> _Excerpted data_:

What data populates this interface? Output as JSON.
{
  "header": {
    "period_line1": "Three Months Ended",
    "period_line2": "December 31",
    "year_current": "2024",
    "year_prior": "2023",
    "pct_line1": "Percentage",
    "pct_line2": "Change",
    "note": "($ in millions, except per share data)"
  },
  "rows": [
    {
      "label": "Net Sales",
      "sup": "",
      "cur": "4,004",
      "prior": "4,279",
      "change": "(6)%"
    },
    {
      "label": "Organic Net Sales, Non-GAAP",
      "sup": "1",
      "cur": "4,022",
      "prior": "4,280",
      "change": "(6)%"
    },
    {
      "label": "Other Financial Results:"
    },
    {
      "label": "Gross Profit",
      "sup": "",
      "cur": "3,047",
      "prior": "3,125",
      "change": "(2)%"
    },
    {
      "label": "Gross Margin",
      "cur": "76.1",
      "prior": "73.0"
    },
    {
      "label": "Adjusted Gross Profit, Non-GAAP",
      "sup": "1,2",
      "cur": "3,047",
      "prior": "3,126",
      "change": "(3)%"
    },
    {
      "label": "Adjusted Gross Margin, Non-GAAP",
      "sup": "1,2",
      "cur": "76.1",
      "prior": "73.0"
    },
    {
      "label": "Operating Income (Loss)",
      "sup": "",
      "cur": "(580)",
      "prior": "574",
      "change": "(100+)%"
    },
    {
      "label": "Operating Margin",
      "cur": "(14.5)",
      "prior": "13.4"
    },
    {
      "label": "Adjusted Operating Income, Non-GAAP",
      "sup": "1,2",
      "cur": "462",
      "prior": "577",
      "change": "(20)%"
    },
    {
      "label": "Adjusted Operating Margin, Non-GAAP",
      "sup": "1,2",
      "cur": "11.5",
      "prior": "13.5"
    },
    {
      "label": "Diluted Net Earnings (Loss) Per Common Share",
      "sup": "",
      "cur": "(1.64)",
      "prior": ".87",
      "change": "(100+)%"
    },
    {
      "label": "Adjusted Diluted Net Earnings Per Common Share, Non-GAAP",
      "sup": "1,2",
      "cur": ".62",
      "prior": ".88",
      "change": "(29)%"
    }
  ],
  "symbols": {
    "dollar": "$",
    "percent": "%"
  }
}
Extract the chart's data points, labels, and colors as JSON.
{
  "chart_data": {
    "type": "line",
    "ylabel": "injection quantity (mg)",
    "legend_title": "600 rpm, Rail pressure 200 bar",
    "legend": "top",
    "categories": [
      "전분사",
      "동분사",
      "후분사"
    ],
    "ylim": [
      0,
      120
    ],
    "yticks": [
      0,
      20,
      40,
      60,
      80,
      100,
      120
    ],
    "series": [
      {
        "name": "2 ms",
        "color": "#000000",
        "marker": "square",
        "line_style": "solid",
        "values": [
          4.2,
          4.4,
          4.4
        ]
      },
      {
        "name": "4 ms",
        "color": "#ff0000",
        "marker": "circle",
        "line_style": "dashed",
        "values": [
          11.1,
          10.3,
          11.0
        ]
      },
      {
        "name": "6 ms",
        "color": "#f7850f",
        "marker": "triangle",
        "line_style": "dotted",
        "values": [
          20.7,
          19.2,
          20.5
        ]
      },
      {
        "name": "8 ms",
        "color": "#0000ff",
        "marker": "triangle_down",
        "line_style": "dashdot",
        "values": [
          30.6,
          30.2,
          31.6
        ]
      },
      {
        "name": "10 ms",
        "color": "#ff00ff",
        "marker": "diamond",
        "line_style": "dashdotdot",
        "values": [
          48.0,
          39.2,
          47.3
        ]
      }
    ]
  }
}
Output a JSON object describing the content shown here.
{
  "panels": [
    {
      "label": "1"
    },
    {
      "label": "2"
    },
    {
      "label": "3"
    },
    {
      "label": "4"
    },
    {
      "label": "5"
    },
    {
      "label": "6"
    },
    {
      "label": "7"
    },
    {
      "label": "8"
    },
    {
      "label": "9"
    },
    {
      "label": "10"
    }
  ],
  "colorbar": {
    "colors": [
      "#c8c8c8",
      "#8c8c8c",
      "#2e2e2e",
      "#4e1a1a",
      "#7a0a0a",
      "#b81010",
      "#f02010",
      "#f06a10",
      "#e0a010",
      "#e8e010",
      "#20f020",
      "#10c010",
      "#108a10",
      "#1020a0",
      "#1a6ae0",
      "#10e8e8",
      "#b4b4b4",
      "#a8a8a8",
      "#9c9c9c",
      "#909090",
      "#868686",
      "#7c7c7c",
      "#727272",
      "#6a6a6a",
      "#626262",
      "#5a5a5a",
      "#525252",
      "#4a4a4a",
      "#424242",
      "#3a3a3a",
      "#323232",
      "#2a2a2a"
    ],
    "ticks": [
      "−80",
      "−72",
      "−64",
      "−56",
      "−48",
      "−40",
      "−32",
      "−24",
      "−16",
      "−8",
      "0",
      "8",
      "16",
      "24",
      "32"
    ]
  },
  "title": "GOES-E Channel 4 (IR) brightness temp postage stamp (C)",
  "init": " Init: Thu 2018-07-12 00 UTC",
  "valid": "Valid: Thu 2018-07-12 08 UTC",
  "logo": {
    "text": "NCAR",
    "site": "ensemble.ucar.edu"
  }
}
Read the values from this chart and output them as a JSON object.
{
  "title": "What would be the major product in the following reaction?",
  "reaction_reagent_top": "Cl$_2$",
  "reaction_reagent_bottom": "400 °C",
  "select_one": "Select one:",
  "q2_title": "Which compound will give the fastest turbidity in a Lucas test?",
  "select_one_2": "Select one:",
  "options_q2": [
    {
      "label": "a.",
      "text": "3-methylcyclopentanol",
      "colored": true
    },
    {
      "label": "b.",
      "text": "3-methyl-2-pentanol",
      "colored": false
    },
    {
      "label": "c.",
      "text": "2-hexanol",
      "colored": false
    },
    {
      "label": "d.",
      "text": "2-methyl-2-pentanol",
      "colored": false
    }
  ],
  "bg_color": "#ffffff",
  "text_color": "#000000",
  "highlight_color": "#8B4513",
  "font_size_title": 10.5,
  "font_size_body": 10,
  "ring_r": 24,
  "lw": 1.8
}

> _Directions for this task_:
Identify and list each line with the word "colors".

> _Answer to this task_:
Extract the chart's data points, labels, and colors as JSON.
    "colors": [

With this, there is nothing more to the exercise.